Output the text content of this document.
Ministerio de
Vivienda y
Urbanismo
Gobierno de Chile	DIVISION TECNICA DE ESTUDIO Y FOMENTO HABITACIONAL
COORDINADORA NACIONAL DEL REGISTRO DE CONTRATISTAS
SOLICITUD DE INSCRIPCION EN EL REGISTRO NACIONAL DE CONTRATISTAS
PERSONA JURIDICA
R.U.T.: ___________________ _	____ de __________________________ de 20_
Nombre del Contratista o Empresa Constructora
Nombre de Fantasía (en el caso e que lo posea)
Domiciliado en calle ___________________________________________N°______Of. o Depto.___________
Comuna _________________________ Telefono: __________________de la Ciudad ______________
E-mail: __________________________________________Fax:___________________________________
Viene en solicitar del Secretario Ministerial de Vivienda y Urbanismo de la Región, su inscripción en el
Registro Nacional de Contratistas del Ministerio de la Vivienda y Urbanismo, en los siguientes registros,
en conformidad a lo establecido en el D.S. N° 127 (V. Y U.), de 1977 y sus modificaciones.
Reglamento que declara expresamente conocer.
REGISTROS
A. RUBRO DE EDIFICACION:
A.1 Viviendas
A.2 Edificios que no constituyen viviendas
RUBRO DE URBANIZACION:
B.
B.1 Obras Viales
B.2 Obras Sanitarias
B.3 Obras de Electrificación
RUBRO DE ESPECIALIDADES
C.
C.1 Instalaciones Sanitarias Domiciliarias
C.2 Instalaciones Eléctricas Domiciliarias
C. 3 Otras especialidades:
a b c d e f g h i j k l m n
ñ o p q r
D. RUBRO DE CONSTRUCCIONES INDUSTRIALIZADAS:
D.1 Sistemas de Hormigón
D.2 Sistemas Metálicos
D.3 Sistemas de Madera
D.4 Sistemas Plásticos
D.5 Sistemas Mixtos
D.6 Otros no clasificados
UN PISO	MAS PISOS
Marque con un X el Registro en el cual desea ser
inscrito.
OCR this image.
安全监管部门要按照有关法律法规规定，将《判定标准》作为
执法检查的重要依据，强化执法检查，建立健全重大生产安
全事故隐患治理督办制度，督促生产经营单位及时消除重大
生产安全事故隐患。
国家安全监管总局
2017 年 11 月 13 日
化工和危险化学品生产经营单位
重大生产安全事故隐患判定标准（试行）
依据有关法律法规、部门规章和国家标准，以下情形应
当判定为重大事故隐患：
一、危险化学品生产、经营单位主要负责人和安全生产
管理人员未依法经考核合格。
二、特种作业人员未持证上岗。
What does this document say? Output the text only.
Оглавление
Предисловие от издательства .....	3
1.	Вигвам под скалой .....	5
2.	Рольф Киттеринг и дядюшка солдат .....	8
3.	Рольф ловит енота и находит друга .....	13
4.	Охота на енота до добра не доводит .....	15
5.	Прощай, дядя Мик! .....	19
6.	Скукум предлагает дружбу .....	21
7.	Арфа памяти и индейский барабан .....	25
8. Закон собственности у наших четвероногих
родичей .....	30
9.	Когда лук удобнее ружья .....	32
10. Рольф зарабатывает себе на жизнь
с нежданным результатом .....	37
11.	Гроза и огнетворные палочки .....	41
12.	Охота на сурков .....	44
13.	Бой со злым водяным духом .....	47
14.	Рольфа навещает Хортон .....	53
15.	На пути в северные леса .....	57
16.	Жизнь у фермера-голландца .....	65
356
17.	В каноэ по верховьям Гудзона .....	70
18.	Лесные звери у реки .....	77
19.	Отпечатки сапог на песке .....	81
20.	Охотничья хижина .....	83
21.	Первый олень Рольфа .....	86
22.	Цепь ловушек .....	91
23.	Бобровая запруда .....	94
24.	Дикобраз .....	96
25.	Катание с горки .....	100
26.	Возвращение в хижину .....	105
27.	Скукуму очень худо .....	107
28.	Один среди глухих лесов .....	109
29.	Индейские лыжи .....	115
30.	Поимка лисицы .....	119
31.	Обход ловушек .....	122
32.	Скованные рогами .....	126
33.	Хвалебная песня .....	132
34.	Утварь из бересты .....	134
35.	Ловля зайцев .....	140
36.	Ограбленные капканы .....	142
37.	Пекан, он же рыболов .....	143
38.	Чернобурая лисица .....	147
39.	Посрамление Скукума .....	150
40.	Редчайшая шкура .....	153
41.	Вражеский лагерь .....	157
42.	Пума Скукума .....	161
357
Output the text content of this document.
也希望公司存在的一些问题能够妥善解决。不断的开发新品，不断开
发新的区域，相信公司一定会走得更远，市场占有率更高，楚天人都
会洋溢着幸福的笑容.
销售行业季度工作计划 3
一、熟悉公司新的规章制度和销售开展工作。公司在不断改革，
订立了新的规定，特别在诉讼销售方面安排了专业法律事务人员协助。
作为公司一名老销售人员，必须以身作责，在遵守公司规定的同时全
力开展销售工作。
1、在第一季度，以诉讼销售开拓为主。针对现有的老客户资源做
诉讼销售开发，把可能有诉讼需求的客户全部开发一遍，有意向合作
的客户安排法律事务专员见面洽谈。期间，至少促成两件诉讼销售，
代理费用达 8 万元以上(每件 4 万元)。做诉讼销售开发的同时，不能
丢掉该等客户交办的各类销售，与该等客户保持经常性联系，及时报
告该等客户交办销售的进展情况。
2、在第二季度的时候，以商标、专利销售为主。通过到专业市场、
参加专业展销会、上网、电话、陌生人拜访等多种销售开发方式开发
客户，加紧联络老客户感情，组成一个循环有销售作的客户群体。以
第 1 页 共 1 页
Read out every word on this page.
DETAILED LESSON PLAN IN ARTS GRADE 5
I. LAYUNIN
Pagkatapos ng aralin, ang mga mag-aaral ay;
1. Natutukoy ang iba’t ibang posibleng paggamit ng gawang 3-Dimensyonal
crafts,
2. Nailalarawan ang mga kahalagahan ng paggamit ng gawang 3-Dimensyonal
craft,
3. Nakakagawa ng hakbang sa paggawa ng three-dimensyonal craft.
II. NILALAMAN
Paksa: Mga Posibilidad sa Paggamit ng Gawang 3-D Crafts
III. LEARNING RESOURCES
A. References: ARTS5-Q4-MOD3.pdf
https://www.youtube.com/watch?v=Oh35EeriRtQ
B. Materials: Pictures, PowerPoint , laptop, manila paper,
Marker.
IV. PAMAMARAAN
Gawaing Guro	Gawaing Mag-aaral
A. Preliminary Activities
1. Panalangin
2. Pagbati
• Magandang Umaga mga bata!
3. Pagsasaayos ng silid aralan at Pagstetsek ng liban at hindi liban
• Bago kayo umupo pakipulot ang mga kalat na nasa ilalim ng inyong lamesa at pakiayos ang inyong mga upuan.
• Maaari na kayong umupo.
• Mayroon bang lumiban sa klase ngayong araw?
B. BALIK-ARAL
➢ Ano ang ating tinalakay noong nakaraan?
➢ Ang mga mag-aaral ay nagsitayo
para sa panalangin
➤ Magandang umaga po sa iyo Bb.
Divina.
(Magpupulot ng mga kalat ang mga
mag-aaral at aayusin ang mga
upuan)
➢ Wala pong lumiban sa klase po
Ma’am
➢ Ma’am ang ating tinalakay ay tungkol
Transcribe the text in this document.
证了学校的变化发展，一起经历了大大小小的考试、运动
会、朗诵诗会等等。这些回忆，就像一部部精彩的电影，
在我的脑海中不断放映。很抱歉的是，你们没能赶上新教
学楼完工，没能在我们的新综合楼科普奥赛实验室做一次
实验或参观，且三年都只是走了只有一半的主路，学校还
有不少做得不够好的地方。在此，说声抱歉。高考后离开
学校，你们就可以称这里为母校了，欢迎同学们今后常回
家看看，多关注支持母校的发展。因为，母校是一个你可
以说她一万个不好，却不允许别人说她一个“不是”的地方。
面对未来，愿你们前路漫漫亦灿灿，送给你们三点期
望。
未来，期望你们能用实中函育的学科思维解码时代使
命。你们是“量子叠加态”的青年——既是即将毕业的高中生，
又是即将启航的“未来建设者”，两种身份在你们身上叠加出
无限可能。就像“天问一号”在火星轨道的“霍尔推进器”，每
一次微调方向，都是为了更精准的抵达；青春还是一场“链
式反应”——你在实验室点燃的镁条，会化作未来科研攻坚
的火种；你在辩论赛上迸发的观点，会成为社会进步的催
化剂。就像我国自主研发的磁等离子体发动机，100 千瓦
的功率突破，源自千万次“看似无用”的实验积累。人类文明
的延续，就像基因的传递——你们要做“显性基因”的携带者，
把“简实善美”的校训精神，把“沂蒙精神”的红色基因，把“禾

----

> Written instruction
Looking at the material above, count the lines that hold "ating" and give the total alone.

> Answer for this exercise
2